## [RECORDS SHOWN]
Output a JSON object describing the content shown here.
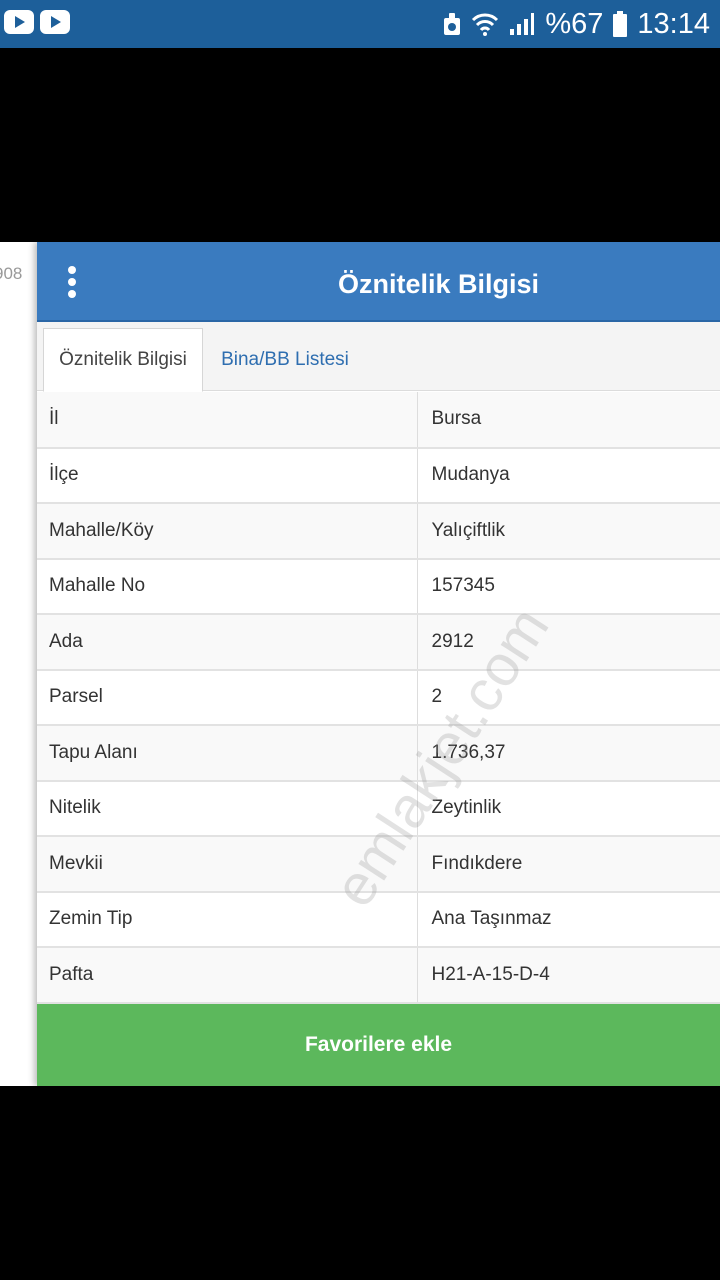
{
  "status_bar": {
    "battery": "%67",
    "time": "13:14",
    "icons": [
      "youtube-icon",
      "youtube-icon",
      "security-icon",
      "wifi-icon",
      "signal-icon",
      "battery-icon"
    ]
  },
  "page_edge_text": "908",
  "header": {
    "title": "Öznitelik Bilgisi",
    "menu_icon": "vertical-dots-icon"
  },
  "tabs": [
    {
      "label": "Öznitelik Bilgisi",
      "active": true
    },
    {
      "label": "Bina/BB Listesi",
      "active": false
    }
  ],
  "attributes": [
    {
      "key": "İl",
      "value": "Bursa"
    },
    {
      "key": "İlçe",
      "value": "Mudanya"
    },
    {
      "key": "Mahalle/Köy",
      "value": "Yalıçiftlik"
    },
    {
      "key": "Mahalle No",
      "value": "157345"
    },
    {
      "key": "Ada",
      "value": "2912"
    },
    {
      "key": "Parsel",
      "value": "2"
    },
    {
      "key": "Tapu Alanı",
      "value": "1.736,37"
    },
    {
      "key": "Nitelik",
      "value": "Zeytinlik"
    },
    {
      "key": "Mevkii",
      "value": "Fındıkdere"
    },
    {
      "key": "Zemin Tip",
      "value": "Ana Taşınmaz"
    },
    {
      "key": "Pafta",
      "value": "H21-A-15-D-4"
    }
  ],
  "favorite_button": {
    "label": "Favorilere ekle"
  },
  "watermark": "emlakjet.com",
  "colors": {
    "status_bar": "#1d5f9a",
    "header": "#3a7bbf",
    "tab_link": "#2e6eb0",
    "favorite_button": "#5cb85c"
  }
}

==

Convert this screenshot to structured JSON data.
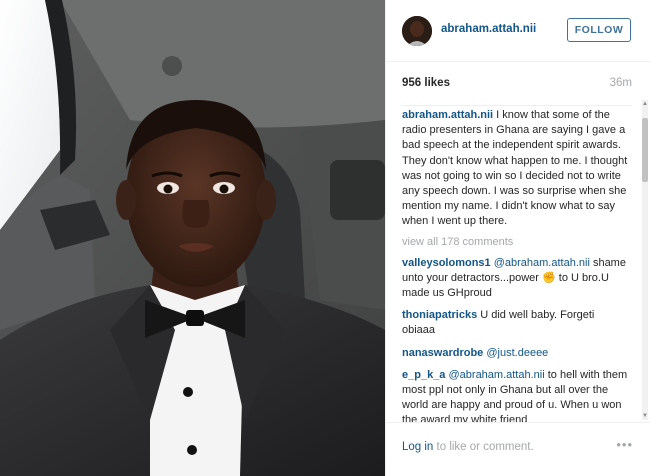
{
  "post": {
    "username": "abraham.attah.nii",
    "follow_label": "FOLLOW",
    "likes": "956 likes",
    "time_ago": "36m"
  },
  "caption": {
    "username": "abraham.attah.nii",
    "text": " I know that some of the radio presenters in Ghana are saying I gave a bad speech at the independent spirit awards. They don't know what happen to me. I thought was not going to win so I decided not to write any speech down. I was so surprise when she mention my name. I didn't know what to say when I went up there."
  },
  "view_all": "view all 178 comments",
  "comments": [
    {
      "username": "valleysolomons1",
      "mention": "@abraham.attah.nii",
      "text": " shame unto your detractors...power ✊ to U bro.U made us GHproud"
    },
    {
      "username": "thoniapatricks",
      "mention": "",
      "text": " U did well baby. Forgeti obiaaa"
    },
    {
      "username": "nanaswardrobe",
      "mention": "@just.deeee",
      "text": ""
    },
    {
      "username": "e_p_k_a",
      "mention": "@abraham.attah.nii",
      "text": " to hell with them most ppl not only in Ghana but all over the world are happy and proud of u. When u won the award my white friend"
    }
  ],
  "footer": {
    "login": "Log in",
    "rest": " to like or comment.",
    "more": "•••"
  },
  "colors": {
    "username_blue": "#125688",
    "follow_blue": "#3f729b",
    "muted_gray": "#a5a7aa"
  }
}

==

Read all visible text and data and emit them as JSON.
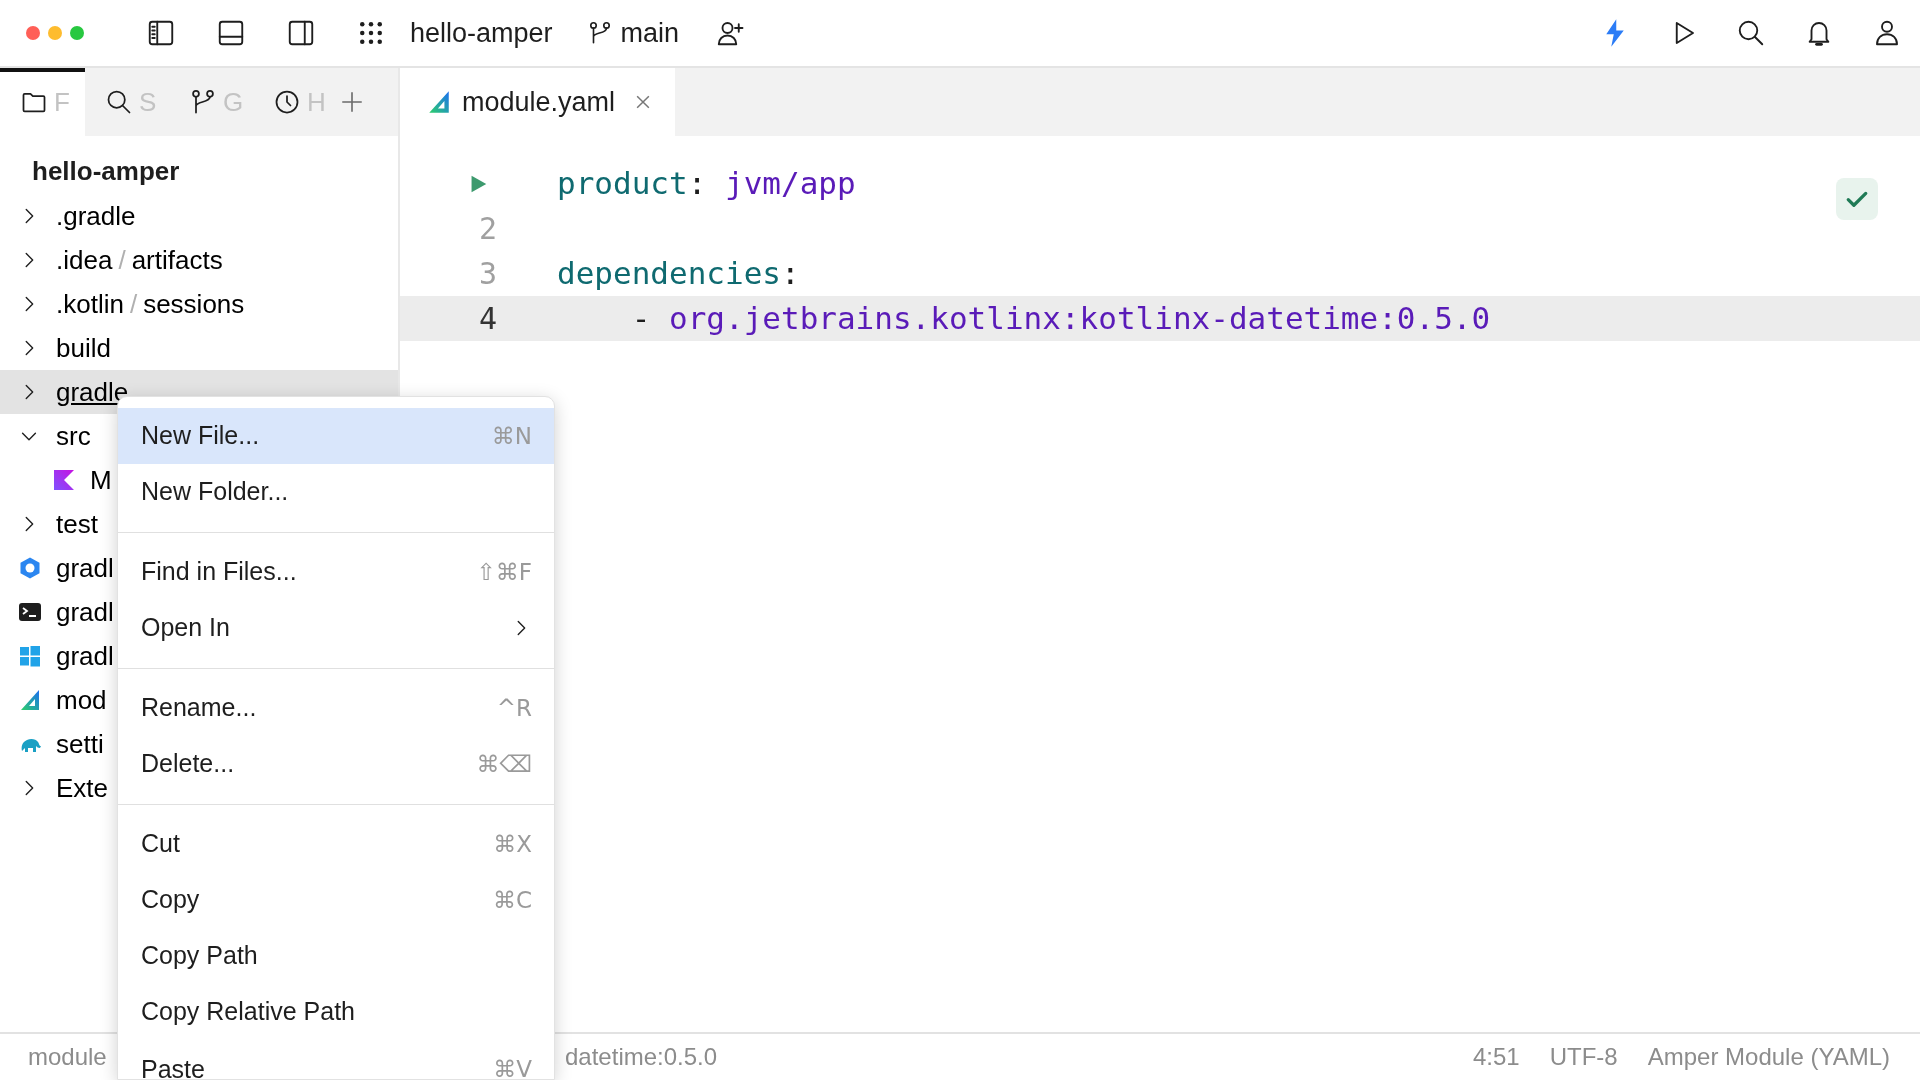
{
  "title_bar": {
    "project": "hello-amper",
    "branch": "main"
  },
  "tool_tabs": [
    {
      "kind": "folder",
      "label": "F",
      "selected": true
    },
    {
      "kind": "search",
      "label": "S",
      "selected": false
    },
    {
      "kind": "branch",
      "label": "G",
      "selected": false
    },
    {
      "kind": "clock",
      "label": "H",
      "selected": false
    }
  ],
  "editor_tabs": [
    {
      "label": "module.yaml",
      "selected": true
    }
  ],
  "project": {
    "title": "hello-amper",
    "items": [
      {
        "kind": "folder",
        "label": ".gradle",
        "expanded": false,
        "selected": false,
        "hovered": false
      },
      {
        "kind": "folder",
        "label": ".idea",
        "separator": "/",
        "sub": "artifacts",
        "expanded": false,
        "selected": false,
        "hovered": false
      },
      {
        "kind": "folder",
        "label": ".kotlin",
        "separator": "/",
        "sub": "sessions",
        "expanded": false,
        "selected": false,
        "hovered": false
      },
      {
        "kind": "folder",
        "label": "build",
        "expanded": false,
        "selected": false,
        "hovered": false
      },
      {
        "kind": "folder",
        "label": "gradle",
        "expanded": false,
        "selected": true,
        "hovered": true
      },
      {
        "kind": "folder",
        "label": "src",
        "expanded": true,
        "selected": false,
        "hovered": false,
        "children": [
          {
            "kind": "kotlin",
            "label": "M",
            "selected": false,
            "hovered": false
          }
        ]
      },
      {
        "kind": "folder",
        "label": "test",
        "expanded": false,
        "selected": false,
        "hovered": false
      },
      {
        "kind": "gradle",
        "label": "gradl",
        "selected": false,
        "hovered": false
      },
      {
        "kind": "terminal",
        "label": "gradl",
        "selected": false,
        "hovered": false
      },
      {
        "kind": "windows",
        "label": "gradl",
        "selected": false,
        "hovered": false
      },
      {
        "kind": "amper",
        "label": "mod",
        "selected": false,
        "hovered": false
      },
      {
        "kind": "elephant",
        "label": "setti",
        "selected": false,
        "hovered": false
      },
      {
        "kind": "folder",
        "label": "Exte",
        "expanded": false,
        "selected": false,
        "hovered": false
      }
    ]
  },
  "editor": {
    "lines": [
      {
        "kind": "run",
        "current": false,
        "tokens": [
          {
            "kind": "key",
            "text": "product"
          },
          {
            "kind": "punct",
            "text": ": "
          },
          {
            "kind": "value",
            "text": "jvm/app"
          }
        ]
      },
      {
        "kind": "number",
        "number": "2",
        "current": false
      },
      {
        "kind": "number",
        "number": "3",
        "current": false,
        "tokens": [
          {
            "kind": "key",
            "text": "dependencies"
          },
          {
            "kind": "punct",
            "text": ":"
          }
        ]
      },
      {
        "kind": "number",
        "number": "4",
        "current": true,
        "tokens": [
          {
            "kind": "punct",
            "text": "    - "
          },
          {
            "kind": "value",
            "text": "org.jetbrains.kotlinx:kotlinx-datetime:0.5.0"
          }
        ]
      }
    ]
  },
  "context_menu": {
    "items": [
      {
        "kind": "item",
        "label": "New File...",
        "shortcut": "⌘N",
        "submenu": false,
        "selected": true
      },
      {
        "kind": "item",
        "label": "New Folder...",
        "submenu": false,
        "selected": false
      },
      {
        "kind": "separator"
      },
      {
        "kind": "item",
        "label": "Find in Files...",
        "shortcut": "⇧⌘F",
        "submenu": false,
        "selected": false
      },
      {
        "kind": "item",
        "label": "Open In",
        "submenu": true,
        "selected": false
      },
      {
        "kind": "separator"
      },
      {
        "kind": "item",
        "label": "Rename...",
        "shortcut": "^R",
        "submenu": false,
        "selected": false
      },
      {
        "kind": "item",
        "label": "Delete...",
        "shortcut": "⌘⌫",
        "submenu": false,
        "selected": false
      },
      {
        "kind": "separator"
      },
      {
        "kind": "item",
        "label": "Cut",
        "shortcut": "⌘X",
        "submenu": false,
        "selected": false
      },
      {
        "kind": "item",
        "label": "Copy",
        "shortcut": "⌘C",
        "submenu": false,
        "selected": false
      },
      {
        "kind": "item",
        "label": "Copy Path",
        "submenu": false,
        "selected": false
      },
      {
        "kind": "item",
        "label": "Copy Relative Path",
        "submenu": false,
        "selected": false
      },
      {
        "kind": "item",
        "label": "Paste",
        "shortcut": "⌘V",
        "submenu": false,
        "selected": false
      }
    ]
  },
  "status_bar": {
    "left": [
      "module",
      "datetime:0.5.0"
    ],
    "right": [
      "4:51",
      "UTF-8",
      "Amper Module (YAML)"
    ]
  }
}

## [THE REQUEST]
Sift through the entries and copy every line with "data".

## [TASK RESULT]
Convert this screenshot to structured JSON data.
Read all visible text and data and emit them as JSON.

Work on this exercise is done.